Entries taken from a collection
--- Begin ---

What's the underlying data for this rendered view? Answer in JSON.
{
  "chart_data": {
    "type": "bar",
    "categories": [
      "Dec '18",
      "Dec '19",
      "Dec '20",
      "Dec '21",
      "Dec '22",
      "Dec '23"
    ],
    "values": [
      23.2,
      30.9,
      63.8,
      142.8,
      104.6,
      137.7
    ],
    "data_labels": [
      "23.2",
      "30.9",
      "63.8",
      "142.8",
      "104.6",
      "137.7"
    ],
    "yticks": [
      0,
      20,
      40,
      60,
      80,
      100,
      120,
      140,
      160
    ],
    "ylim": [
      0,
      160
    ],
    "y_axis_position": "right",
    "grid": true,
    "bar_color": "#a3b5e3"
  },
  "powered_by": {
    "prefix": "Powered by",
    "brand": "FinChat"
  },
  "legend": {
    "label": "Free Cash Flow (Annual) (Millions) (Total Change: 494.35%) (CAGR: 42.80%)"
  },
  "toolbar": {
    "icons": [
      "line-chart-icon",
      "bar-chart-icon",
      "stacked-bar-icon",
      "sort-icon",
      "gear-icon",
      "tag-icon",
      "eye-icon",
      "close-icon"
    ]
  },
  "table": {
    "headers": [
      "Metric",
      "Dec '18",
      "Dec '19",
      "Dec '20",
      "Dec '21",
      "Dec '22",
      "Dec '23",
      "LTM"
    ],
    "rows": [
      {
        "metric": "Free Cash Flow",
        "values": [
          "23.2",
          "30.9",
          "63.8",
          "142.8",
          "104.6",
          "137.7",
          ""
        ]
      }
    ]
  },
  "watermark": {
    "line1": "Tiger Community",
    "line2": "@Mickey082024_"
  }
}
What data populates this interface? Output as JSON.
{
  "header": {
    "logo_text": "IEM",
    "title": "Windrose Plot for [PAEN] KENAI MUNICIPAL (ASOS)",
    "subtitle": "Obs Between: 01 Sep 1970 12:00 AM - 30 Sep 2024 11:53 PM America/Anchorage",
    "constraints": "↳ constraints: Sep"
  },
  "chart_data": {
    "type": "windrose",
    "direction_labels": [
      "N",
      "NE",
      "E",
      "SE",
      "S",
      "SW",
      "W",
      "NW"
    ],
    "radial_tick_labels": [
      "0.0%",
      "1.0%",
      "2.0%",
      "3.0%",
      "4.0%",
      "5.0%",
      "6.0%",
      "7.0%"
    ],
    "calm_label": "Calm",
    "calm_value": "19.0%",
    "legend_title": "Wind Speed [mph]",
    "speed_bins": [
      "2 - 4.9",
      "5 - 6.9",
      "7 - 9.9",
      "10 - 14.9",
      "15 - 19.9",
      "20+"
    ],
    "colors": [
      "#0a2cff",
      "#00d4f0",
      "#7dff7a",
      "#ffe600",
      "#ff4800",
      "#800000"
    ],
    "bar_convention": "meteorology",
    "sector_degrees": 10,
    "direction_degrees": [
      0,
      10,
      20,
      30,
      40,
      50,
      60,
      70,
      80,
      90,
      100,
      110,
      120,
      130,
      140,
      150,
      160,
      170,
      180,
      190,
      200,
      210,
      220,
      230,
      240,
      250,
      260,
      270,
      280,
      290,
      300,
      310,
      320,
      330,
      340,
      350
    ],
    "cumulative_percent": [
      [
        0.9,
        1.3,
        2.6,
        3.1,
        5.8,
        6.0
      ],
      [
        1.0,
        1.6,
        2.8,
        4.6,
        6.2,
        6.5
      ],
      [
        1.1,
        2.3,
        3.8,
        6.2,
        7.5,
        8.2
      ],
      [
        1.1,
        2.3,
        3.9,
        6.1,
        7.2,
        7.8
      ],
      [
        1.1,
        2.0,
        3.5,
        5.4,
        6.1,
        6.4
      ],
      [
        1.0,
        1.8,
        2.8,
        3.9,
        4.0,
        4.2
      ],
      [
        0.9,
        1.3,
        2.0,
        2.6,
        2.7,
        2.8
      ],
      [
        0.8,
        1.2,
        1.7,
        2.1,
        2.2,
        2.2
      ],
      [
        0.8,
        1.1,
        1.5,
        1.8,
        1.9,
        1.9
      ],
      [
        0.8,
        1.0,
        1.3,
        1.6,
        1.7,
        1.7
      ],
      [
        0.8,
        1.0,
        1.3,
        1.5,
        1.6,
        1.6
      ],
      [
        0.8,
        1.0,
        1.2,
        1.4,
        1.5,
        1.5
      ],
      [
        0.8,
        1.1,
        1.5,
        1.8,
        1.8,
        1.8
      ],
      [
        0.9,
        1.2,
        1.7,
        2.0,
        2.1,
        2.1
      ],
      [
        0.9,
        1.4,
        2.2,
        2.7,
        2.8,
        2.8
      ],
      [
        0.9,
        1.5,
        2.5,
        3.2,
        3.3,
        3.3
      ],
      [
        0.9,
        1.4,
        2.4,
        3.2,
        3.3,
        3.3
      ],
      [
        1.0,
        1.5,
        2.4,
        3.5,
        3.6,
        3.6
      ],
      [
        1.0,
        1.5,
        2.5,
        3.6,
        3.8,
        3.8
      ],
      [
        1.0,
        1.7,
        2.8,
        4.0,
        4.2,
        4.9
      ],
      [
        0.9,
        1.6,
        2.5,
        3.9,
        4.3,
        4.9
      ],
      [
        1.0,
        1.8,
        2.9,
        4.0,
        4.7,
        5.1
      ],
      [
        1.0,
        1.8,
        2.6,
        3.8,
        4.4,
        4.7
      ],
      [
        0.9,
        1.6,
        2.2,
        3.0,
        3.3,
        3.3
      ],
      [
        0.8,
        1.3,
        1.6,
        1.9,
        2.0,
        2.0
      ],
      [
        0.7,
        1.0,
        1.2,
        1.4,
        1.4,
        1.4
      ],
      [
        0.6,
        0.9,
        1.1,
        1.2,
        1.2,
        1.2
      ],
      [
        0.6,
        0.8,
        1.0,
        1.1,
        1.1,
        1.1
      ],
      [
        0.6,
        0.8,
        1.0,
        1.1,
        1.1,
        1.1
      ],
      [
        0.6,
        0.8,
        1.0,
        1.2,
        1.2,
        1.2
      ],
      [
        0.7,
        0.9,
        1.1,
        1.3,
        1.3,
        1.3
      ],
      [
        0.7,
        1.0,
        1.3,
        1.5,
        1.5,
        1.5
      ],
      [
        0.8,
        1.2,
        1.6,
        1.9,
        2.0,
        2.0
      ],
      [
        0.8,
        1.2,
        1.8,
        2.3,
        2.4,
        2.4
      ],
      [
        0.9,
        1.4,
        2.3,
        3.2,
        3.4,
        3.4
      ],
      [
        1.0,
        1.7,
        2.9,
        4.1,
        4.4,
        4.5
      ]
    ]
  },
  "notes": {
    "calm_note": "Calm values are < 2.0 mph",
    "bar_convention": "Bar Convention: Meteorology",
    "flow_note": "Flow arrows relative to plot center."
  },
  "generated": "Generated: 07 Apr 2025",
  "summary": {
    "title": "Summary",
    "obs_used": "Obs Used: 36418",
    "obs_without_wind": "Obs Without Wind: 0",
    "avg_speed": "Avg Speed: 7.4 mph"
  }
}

--- End ---

• Job: From the preceding material, extract every line exactly.

• Reply:
What's the underlying data for this rendered view? Answer in JSON.
{
  "chart_data": {
    "type": "bar",
    "categories": [
      "Dec '18",
      "Dec '19",
      "Dec '20",
      "Dec '21",
      "Dec '22",
      "Dec '23"
    ],
    "values": [
      23.2,
      30.9,
      63.8,
      142.8,
      104.6,
      137.7
    ],
    "data_labels": [
      "23.2",
      "30.9",
      "63.8",
      "142.8",
      "104.6",
      "137.7"
    ],
    "yticks": [
      0,
      20,
      40,
      60,
      80,
      100,
      120,
      140,
      160
    ],
    "ylim": [
      0,
      160
    ],
    "y_axis_position": "right",
    "grid": true,
    "bar_color": "#a3b5e3"
  },
  "powered_by": {
    "prefix": "Powered by",
    "brand": "FinChat"
  },
  "legend": {
    "label": "Free Cash Flow (Annual) (Millions) (Total Change: 494.35%) (CAGR: 42.80%)"
  },
  "toolbar": {
    "icons": [
      "line-chart-icon",
      "bar-chart-icon",
      "stacked-bar-icon",
      "sort-icon",
      "gear-icon",
      "tag-icon",
      "eye-icon",
      "close-icon"
    ]
  },
  "table": {
    "headers": [
      "Metric",
      "Dec '18",
      "Dec '19",
      "Dec '20",
      "Dec '21",
      "Dec '22",
      "Dec '23",
      "LTM"
    ],
    "rows": [
      {
        "metric": "Free Cash Flow",
        "values": [
          "23.2",
          "30.9",
          "63.8",
          "142.8",
          "104.6",
          "137.7",
          ""
        ]
      }
    ]
  },
  "watermark": {
    "line1": "Tiger Community",
    "line2": "@Mickey082024_"
  }
}
What data populates this interface? Output as JSON.
{
  "header": {
    "logo_text": "IEM",
    "title": "Windrose Plot for [PAEN] KENAI MUNICIPAL (ASOS)",
    "subtitle": "Obs Between: 01 Sep 1970 12:00 AM - 30 Sep 2024 11:53 PM America/Anchorage",
    "constraints": "↳ constraints: Sep"
  },
  "chart_data": {
    "type": "windrose",
    "direction_labels": [
      "N",
      "NE",
      "E",
      "SE",
      "S",
      "SW",
      "W",
      "NW"
    ],
    "radial_tick_labels": [
      "0.0%",
      "1.0%",
      "2.0%",
      "3.0%",
      "4.0%",
      "5.0%",
      "6.0%",
      "7.0%"
    ],
    "calm_label": "Calm",
    "calm_value": "19.0%",
    "legend_title": "Wind Speed [mph]",
    "speed_bins": [
      "2 - 4.9",
      "5 - 6.9",
      "7 - 9.9",
      "10 - 14.9",
      "15 - 19.9",
      "20+"
    ],
    "colors": [
      "#0a2cff",
      "#00d4f0",
      "#7dff7a",
      "#ffe600",
      "#ff4800",
      "#800000"
    ],
    "bar_convention": "meteorology",
    "sector_degrees": 10,
    "direction_degrees": [
      0,
      10,
      20,
      30,
      40,
      50,
      60,
      70,
      80,
      90,
      100,
      110,
      120,
      130,
      140,
      150,
      160,
      170,
      180,
      190,
      200,
      210,
      220,
      230,
      240,
      250,
      260,
      270,
      280,
      290,
      300,
      310,
      320,
      330,
      340,
      350
    ],
    "cumulative_percent": [
      [
        0.9,
        1.3,
        2.6,
        3.1,
        5.8,
        6.0
      ],
      [
        1.0,
        1.6,
        2.8,
        4.6,
        6.2,
        6.5
      ],
      [
        1.1,
        2.3,
        3.8,
        6.2,
        7.5,
        8.2
      ],
      [
        1.1,
        2.3,
        3.9,
        6.1,
        7.2,
        7.8
      ],
      [
        1.1,
        2.0,
        3.5,
        5.4,
        6.1,
        6.4
      ],
      [
        1.0,
        1.8,
        2.8,
        3.9,
        4.0,
        4.2
      ],
      [
        0.9,
        1.3,
        2.0,
        2.6,
        2.7,
        2.8
      ],
      [
        0.8,
        1.2,
        1.7,
        2.1,
        2.2,
        2.2
      ],
      [
        0.8,
        1.1,
        1.5,
        1.8,
        1.9,
        1.9
      ],
      [
        0.8,
        1.0,
        1.3,
        1.6,
        1.7,
        1.7
      ],
      [
        0.8,
        1.0,
        1.3,
        1.5,
        1.6,
        1.6
      ],
      [
        0.8,
        1.0,
        1.2,
        1.4,
        1.5,
        1.5
      ],
      [
        0.8,
        1.1,
        1.5,
        1.8,
        1.8,
        1.8
      ],
      [
        0.9,
        1.2,
        1.7,
        2.0,
        2.1,
        2.1
      ],
      [
        0.9,
        1.4,
        2.2,
        2.7,
        2.8,
        2.8
      ],
      [
        0.9,
        1.5,
        2.5,
        3.2,
        3.3,
        3.3
      ],
      [
        0.9,
        1.4,
        2.4,
        3.2,
        3.3,
        3.3
      ],
      [
        1.0,
        1.5,
        2.4,
        3.5,
        3.6,
        3.6
      ],
      [
        1.0,
        1.5,
        2.5,
        3.6,
        3.8,
        3.8
      ],
      [
        1.0,
        1.7,
        2.8,
        4.0,
        4.2,
        4.9
      ],
      [
        0.9,
        1.6,
        2.5,
        3.9,
        4.3,
        4.9
      ],
      [
        1.0,
        1.8,
        2.9,
        4.0,
        4.7,
        5.1
      ],
      [
        1.0,
        1.8,
        2.6,
        3.8,
        4.4,
        4.7
      ],
      [
        0.9,
        1.6,
        2.2,
        3.0,
        3.3,
        3.3
      ],
      [
        0.8,
        1.3,
        1.6,
        1.9,
        2.0,
        2.0
      ],
      [
        0.7,
        1.0,
        1.2,
        1.4,
        1.4,
        1.4
      ],
      [
        0.6,
        0.9,
        1.1,
        1.2,
        1.2,
        1.2
      ],
      [
        0.6,
        0.8,
        1.0,
        1.1,
        1.1,
        1.1
      ],
      [
        0.6,
        0.8,
        1.0,
        1.1,
        1.1,
        1.1
      ],
      [
        0.6,
        0.8,
        1.0,
        1.2,
        1.2,
        1.2
      ],
      [
        0.7,
        0.9,
        1.1,
        1.3,
        1.3,
        1.3
      ],
      [
        0.7,
        1.0,
        1.3,
        1.5,
        1.5,
        1.5
      ],
      [
        0.8,
        1.2,
        1.6,
        1.9,
        2.0,
        2.0
      ],
      [
        0.8,
        1.2,
        1.8,
        2.3,
        2.4,
        2.4
      ],
      [
        0.9,
        1.4,
        2.3,
        3.2,
        3.4,
        3.4
      ],
      [
        1.0,
        1.7,
        2.9,
        4.1,
        4.4,
        4.5
      ]
    ]
  },
  "notes": {
    "calm_note": "Calm values are < 2.0 mph",
    "bar_convention": "Bar Convention: Meteorology",
    "flow_note": "Flow arrows relative to plot center."
  },
  "generated": "Generated: 07 Apr 2025",
  "summary": {
    "title": "Summary",
    "obs_used": "Obs Used: 36418",
    "obs_without_wind": "Obs Without Wind: 0",
    "avg_speed": "Avg Speed: 7.4 mph"
  }
}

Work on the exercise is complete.